═══ RECORDS FOR PROCESSING

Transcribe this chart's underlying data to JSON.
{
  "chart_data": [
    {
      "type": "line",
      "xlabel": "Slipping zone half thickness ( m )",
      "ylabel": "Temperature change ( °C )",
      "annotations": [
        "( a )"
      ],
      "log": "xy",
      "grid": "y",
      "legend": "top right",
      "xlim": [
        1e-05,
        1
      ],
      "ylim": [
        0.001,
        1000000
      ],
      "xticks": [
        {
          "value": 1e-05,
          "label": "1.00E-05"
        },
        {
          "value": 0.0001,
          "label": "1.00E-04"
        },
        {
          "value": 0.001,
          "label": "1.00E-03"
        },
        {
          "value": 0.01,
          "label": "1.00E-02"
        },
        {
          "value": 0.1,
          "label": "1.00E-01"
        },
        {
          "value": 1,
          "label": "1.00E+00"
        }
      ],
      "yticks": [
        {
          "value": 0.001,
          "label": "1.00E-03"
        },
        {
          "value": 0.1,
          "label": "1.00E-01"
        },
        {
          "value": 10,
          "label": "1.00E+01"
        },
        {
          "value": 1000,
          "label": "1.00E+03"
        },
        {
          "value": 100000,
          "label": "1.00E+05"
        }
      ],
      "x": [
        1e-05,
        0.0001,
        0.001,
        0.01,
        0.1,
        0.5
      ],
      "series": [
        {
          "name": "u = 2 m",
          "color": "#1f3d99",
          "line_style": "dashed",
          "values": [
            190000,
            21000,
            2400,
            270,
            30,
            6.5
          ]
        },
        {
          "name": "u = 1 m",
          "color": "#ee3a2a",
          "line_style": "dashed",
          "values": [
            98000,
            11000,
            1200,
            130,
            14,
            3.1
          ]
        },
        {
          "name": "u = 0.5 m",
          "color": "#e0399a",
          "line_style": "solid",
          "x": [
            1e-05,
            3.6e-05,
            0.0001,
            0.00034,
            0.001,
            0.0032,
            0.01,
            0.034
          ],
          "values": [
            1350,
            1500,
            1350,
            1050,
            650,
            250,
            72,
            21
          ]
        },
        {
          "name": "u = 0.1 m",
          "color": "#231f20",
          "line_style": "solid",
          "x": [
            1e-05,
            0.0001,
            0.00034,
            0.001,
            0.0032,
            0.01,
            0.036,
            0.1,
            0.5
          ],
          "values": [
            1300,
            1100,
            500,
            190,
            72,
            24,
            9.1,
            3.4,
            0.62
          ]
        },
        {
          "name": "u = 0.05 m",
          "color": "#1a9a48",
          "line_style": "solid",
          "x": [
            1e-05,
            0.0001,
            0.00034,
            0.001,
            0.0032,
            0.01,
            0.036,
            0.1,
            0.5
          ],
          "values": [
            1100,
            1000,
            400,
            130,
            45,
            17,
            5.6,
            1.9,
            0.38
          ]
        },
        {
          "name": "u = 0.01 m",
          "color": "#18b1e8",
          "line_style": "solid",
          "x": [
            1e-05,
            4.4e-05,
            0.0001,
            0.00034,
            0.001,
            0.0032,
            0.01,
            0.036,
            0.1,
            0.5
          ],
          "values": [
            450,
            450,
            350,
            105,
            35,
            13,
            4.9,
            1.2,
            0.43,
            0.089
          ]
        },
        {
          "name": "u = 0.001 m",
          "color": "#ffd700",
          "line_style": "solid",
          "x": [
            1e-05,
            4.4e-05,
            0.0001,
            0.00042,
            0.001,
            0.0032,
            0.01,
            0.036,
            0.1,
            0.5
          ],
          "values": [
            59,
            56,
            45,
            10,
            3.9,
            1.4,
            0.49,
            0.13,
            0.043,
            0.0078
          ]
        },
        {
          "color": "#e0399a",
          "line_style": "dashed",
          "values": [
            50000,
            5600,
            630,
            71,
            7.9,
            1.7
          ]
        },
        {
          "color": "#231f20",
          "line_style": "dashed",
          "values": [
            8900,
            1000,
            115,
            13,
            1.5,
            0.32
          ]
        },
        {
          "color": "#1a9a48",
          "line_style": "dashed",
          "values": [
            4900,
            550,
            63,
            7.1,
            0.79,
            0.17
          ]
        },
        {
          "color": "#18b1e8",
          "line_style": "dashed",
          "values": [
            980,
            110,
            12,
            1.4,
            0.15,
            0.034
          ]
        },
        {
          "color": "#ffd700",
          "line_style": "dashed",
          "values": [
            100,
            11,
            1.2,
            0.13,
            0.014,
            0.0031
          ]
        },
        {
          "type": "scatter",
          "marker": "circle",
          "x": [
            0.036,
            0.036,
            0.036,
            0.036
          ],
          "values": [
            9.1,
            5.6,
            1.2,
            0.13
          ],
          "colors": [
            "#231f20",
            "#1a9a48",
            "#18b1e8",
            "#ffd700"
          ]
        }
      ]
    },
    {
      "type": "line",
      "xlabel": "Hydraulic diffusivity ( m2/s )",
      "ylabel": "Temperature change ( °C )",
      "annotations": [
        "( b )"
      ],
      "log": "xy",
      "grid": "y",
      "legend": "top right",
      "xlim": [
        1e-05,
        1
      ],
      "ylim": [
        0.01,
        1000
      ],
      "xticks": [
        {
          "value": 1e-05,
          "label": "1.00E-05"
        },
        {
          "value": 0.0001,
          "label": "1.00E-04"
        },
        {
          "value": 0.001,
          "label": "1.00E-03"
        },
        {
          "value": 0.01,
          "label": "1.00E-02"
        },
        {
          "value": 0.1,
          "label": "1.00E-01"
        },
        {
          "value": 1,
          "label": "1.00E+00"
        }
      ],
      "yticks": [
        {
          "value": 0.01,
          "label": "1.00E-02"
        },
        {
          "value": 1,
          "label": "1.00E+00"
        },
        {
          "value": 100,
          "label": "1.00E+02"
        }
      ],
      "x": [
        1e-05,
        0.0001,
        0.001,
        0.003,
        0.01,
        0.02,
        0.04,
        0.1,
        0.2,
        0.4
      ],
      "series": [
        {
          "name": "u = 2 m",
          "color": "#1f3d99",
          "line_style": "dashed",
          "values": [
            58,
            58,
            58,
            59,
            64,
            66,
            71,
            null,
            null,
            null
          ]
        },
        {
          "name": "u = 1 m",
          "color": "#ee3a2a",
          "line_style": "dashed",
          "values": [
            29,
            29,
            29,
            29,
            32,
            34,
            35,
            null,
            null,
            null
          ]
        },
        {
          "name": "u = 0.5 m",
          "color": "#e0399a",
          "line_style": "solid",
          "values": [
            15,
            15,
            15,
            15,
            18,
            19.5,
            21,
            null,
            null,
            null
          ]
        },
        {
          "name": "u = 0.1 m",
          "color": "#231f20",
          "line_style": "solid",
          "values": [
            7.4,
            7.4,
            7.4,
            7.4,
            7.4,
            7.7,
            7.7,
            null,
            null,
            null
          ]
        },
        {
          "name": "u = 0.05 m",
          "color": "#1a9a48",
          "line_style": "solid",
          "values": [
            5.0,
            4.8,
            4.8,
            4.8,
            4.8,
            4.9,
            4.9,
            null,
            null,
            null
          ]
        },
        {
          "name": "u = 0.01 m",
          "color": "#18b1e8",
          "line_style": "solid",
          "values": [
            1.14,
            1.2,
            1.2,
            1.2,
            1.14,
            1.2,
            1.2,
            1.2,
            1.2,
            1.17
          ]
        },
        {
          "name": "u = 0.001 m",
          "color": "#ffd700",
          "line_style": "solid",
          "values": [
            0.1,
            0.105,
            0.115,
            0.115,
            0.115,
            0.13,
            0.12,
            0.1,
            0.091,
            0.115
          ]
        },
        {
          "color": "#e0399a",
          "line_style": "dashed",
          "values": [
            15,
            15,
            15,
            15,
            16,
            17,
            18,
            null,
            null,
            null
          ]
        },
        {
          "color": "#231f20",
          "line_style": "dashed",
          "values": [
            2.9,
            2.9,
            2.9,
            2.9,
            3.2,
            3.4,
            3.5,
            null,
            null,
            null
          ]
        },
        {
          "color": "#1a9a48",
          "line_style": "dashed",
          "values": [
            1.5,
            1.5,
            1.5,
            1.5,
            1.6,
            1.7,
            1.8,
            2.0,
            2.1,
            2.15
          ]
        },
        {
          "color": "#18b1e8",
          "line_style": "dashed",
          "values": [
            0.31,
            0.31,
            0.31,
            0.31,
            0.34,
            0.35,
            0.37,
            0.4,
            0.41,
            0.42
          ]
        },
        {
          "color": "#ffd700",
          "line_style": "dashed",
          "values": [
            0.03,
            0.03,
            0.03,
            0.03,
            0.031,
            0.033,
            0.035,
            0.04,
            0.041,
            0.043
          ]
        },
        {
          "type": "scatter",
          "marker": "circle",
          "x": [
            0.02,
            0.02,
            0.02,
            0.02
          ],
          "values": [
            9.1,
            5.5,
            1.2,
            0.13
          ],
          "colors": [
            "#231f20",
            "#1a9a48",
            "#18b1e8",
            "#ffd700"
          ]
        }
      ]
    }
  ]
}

══════

Of all the lines above, how many contain the word "xlabel"? Give the number and nothing else.

§ **PROBLEM SOLUTION**: 2